EXERCISE GOAL:
The entries below should be transcribed in their entirety, exactly as written.
+++
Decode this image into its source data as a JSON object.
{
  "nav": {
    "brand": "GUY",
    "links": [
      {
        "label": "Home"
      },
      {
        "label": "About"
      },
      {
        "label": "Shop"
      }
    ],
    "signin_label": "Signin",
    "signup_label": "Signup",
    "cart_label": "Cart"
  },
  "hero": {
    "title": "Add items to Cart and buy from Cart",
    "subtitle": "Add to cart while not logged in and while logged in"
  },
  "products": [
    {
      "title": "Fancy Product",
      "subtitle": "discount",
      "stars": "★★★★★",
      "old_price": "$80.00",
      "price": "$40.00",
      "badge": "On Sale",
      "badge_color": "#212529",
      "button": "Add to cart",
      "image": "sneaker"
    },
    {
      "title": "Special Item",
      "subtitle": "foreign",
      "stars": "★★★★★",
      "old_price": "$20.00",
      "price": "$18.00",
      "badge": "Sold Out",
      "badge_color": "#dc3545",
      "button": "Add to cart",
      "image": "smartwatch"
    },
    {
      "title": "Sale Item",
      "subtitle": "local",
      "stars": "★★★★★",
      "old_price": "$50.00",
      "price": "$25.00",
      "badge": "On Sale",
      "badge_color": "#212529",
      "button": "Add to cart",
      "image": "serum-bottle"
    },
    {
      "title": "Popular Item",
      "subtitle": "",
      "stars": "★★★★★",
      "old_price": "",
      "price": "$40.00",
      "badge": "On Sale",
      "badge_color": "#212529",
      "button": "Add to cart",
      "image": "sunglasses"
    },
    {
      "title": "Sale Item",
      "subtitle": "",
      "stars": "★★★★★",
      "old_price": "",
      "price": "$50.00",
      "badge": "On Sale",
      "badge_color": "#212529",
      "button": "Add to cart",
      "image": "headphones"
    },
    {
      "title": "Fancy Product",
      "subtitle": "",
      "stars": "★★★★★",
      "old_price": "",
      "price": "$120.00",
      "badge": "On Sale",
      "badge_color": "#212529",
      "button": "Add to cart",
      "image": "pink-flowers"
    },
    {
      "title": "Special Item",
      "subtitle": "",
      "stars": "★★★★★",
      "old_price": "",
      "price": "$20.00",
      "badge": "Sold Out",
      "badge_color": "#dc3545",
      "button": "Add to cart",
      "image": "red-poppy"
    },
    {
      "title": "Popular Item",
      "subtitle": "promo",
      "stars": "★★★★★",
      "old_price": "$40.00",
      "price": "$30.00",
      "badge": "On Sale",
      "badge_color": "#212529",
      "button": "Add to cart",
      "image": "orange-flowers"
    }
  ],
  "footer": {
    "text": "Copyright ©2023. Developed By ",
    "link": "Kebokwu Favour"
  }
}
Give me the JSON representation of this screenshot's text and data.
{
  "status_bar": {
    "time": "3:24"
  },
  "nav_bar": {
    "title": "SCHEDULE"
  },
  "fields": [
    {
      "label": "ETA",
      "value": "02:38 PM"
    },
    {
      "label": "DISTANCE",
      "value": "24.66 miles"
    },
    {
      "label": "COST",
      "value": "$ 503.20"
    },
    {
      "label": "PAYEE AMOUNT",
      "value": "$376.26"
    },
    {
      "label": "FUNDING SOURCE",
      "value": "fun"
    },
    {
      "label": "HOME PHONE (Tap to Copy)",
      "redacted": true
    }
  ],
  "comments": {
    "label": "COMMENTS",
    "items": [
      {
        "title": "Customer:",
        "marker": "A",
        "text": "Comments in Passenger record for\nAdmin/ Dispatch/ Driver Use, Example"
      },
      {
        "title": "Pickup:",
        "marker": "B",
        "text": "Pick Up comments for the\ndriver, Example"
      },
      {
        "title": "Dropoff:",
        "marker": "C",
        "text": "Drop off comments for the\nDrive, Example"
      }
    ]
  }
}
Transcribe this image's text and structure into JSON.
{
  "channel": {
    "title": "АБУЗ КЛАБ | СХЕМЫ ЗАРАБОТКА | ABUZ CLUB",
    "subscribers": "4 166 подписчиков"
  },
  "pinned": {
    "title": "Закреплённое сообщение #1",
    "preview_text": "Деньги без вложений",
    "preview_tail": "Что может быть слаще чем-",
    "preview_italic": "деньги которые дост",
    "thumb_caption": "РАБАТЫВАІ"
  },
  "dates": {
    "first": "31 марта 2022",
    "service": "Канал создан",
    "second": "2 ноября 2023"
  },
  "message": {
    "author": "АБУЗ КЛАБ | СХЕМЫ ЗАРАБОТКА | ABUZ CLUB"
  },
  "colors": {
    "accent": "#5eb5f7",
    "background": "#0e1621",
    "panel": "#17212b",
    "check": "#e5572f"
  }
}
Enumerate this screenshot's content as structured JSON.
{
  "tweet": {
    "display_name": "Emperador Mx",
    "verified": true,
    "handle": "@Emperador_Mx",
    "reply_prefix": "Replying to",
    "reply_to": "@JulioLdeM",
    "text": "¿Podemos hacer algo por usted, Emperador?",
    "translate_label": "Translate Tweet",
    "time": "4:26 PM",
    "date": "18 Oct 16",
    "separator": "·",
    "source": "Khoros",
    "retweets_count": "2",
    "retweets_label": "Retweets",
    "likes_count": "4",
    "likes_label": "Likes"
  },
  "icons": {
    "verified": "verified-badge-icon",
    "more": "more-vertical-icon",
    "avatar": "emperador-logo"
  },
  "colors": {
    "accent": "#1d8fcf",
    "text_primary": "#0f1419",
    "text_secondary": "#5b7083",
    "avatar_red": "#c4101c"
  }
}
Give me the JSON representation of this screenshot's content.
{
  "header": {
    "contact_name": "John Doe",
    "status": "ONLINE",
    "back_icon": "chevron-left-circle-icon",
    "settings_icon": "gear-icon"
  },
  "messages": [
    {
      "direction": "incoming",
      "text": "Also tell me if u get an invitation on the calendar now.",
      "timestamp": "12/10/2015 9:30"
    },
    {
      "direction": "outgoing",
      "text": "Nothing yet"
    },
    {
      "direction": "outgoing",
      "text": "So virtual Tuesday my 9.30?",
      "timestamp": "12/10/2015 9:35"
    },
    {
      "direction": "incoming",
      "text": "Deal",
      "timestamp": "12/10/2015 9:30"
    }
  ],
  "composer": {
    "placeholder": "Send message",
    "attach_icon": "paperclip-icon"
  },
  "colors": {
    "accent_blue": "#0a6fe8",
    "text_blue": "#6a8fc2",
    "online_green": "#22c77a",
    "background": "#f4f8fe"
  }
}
+++
SOLVED EXERCISE:
Decode this image into its source data as a JSON object.
{
  "nav": {
    "brand": "GUY",
    "links": [
      {
        "label": "Home"
      },
      {
        "label": "About"
      },
      {
        "label": "Shop"
      }
    ],
    "signin_label": "Signin",
    "signup_label": "Signup",
    "cart_label": "Cart"
  },
  "hero": {
    "title": "Add items to Cart and buy from Cart",
    "subtitle": "Add to cart while not logged in and while logged in"
  },
  "products": [
    {
      "title": "Fancy Product",
      "subtitle": "discount",
      "stars": "★★★★★",
      "old_price": "$80.00",
      "price": "$40.00",
      "badge": "On Sale",
      "badge_color": "#212529",
      "button": "Add to cart",
      "image": "sneaker"
    },
    {
      "title": "Special Item",
      "subtitle": "foreign",
      "stars": "★★★★★",
      "old_price": "$20.00",
      "price": "$18.00",
      "badge": "Sold Out",
      "badge_color": "#dc3545",
      "button": "Add to cart",
      "image": "smartwatch"
    },
    {
      "title": "Sale Item",
      "subtitle": "local",
      "stars": "★★★★★",
      "old_price": "$50.00",
      "price": "$25.00",
      "badge": "On Sale",
      "badge_color": "#212529",
      "button": "Add to cart",
      "image": "serum-bottle"
    },
    {
      "title": "Popular Item",
      "subtitle": "",
      "stars": "★★★★★",
      "old_price": "",
      "price": "$40.00",
      "badge": "On Sale",
      "badge_color": "#212529",
      "button": "Add to cart",
      "image": "sunglasses"
    },
    {
      "title": "Sale Item",
      "subtitle": "",
      "stars": "★★★★★",
      "old_price": "",
      "price": "$50.00",
      "badge": "On Sale",
      "badge_color": "#212529",
      "button": "Add to cart",
      "image": "headphones"
    },
    {
      "title": "Fancy Product",
      "subtitle": "",
      "stars": "★★★★★",
      "old_price": "",
      "price": "$120.00",
      "badge": "On Sale",
      "badge_color": "#212529",
      "button": "Add to cart",
      "image": "pink-flowers"
    },
    {
      "title": "Special Item",
      "subtitle": "",
      "stars": "★★★★★",
      "old_price": "",
      "price": "$20.00",
      "badge": "Sold Out",
      "badge_color": "#dc3545",
      "button": "Add to cart",
      "image": "red-poppy"
    },
    {
      "title": "Popular Item",
      "subtitle": "promo",
      "stars": "★★★★★",
      "old_price": "$40.00",
      "price": "$30.00",
      "badge": "On Sale",
      "badge_color": "#212529",
      "button": "Add to cart",
      "image": "orange-flowers"
    }
  ],
  "footer": {
    "text": "Copyright ©2023. Developed By ",
    "link": "Kebokwu Favour"
  }
}
Give me the JSON representation of this screenshot's text and data.
{
  "status_bar": {
    "time": "3:24"
  },
  "nav_bar": {
    "title": "SCHEDULE"
  },
  "fields": [
    {
      "label": "ETA",
      "value": "02:38 PM"
    },
    {
      "label": "DISTANCE",
      "value": "24.66 miles"
    },
    {
      "label": "COST",
      "value": "$ 503.20"
    },
    {
      "label": "PAYEE AMOUNT",
      "value": "$376.26"
    },
    {
      "label": "FUNDING SOURCE",
      "value": "fun"
    },
    {
      "label": "HOME PHONE (Tap to Copy)",
      "redacted": true
    }
  ],
  "comments": {
    "label": "COMMENTS",
    "items": [
      {
        "title": "Customer:",
        "marker": "A",
        "text": "Comments in Passenger record for\nAdmin/ Dispatch/ Driver Use, Example"
      },
      {
        "title": "Pickup:",
        "marker": "B",
        "text": "Pick Up comments for the\ndriver, Example"
      },
      {
        "title": "Dropoff:",
        "marker": "C",
        "text": "Drop off comments for the\nDrive, Example"
      }
    ]
  }
}
Transcribe this image's text and structure into JSON.
{
  "channel": {
    "title": "АБУЗ КЛАБ | СХЕМЫ ЗАРАБОТКА | ABUZ CLUB",
    "subscribers": "4 166 подписчиков"
  },
  "pinned": {
    "title": "Закреплённое сообщение #1",
    "preview_text": "Деньги без вложений",
    "preview_tail": "Что может быть слаще чем-",
    "preview_italic": "деньги которые дост",
    "thumb_caption": "РАБАТЫВАІ"
  },
  "dates": {
    "first": "31 марта 2022",
    "service": "Канал создан",
    "second": "2 ноября 2023"
  },
  "message": {
    "author": "АБУЗ КЛАБ | СХЕМЫ ЗАРАБОТКА | ABUZ CLUB"
  },
  "colors": {
    "accent": "#5eb5f7",
    "background": "#0e1621",
    "panel": "#17212b",
    "check": "#e5572f"
  }
}
Enumerate this screenshot's content as structured JSON.
{
  "tweet": {
    "display_name": "Emperador Mx",
    "verified": true,
    "handle": "@Emperador_Mx",
    "reply_prefix": "Replying to",
    "reply_to": "@JulioLdeM",
    "text": "¿Podemos hacer algo por usted, Emperador?",
    "translate_label": "Translate Tweet",
    "time": "4:26 PM",
    "date": "18 Oct 16",
    "separator": "·",
    "source": "Khoros",
    "retweets_count": "2",
    "retweets_label": "Retweets",
    "likes_count": "4",
    "likes_label": "Likes"
  },
  "icons": {
    "verified": "verified-badge-icon",
    "more": "more-vertical-icon",
    "avatar": "emperador-logo"
  },
  "colors": {
    "accent": "#1d8fcf",
    "text_primary": "#0f1419",
    "text_secondary": "#5b7083",
    "avatar_red": "#c4101c"
  }
}
Give me the JSON representation of this screenshot's content.
{
  "header": {
    "contact_name": "John Doe",
    "status": "ONLINE",
    "back_icon": "chevron-left-circle-icon",
    "settings_icon": "gear-icon"
  },
  "messages": [
    {
      "direction": "incoming",
      "text": "Also tell me if u get an invitation on the calendar now.",
      "timestamp": "12/10/2015 9:30"
    },
    {
      "direction": "outgoing",
      "text": "Nothing yet"
    },
    {
      "direction": "outgoing",
      "text": "So virtual Tuesday my 9.30?",
      "timestamp": "12/10/2015 9:35"
    },
    {
      "direction": "incoming",
      "text": "Deal",
      "timestamp": "12/10/2015 9:30"
    }
  ],
  "composer": {
    "placeholder": "Send message",
    "attach_icon": "paperclip-icon"
  },
  "colors": {
    "accent_blue": "#0a6fe8",
    "text_blue": "#6a8fc2",
    "online_green": "#22c77a",
    "background": "#f4f8fe"
  }
}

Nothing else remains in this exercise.